#### What you need to do:
Copy each line that contains the string "with".
-- -- --
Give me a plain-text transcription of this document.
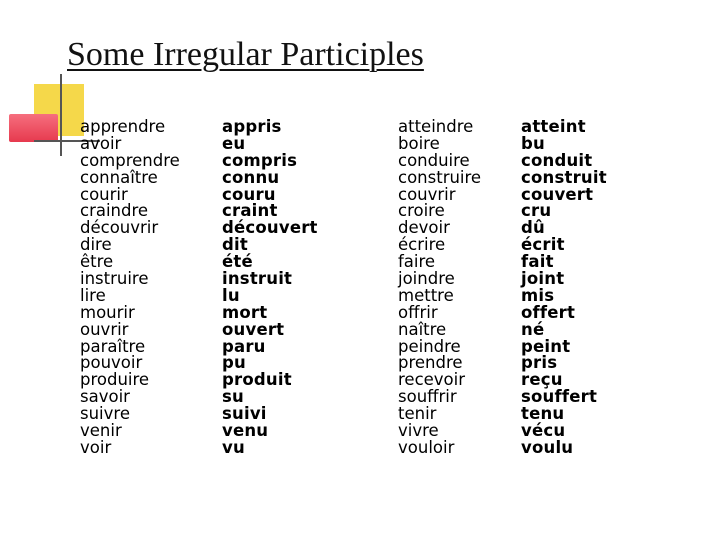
Some Irregular Participles
apprendre
avoir
comprendre
connaître
courir
craindre
découvrir
dire
être
instruire
lire
mourir
ouvrir
paraître
pouvoir
produire
savoir
suivre
venir
voir
appris
eu
compris
connu
couru
craint
découvert
dit
été
instruit
lu
mort
ouvert
paru
pu
produit
su
suivi
venu
vu
atteindre
boire
conduire
construire
couvrir
croire
devoir
écrire
faire
joindre
mettre
offrir
naître
peindre
prendre
recevoir
souffrir
tenir
vivre
vouloir
atteint
bu
conduit
construit
couvert
cru
dû
écrit
fait
joint
mis
offert
né
peint
pris
reçu
souffert
tenu
vécu
voulu
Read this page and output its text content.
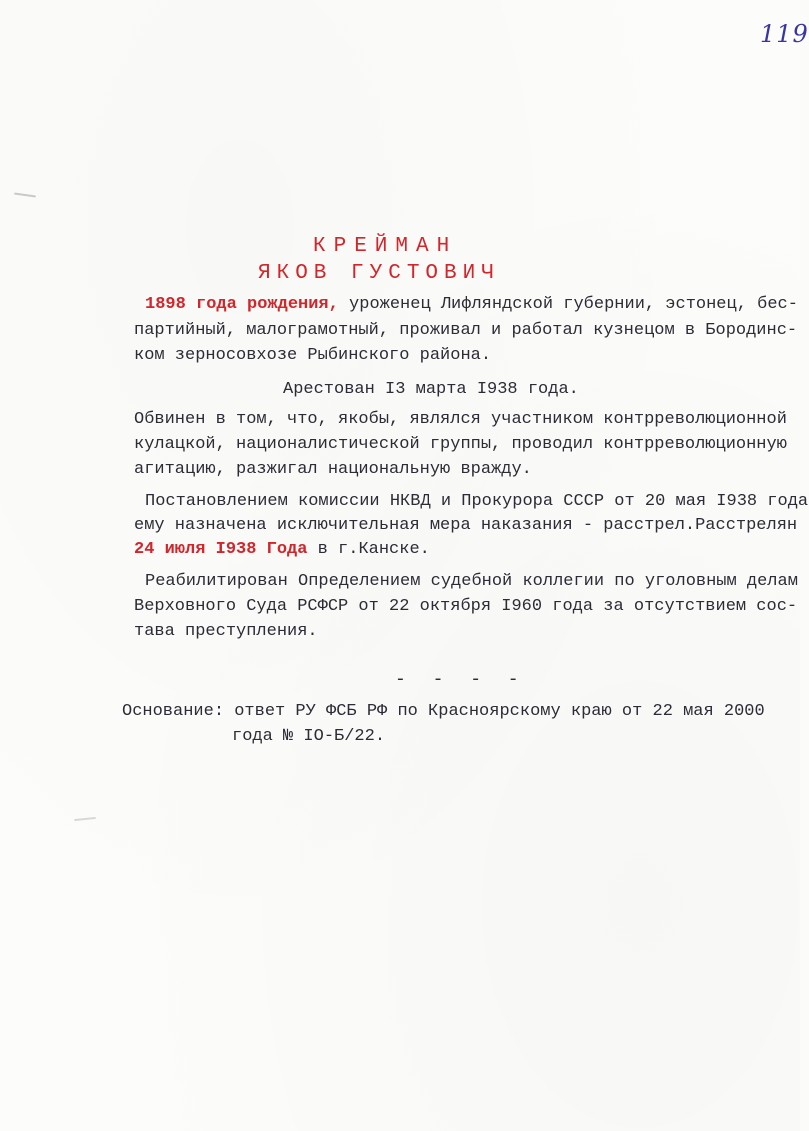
119
КРЕЙМАН
ЯКОВ ГУСТОВИЧ
1898 года рождения, уроженец Лифляндской губернии, эстонец, бес-
партийный, малограмотный, проживал и работал кузнецом в Бородинс-
ком зерносовхозе Рыбинского района.
Арестован I3 марта I938 года.
Обвинен в том, что, якобы, являлся участником контрреволюционной
кулацкой, националистической группы, проводил контрреволюционную
агитацию, разжигал национальную вражду.
Постановлением комиссии НКВД и Прокурора СССР от 20 мая I938 года
ему назначена исключительная мера наказания - расстрел.Расстрелян
24 июля I938 Года в г.Канске.
Реабилитирован Определением судебной коллегии по уголовным делам
Верховного Суда РСФСР от 22 октября I960 года за отсутствием сос-
тава преступления.
- - - -
Основание: ответ РУ ФСБ РФ по Красноярскому краю от 22 мая 2000
года № IO-Б/22.
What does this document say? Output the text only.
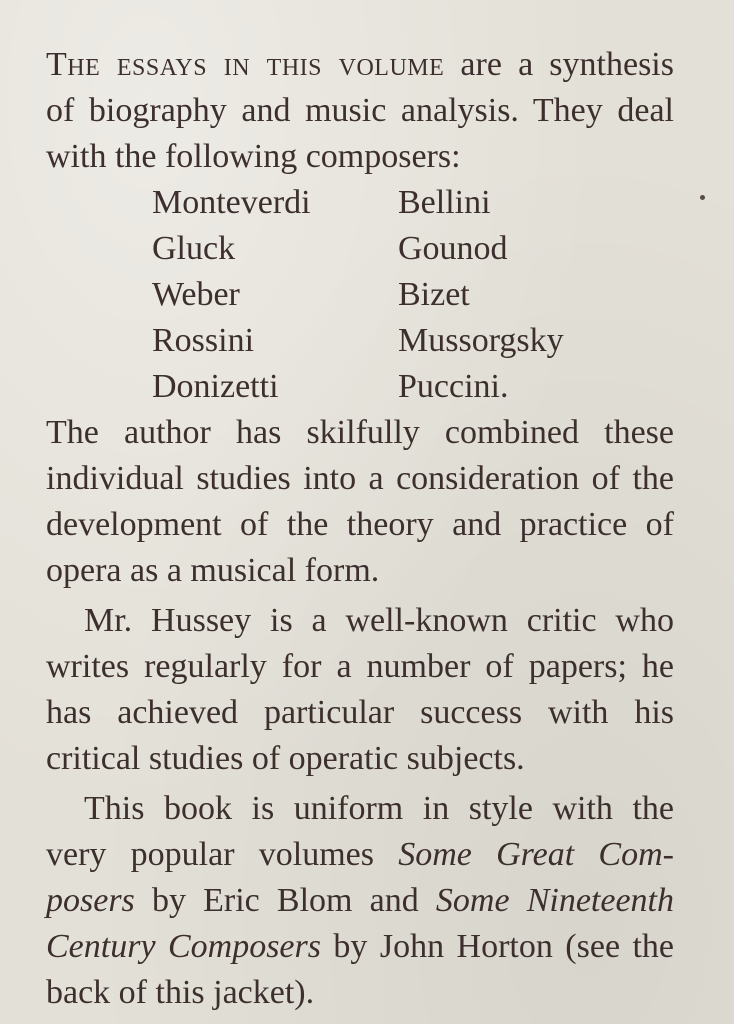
The essays in this volume are a synthesis
of biography and music analysis. They deal
with the following composers:
Monteverdi	Bellini
Gluck	Gounod
Weber	Bizet
Rossini	Mussorgsky
Donizetti	Puccini.
The author has skilfully combined these
individual studies into a consideration of the
development of the theory and practice of
opera as a musical form.
Mr. Hussey is a well-known critic who
writes regularly for a number of papers; he
has achieved particular success with his
critical studies of operatic subjects.
This book is uniform in style with the
very popular volumes Some Great Com-
posers by Eric Blom and Some Nineteenth
Century Composers by John Horton (see the
back of this jacket).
-- -- --
#### Written answer:
with the following composers:
has achieved particular success with his
This book is uniform in style with the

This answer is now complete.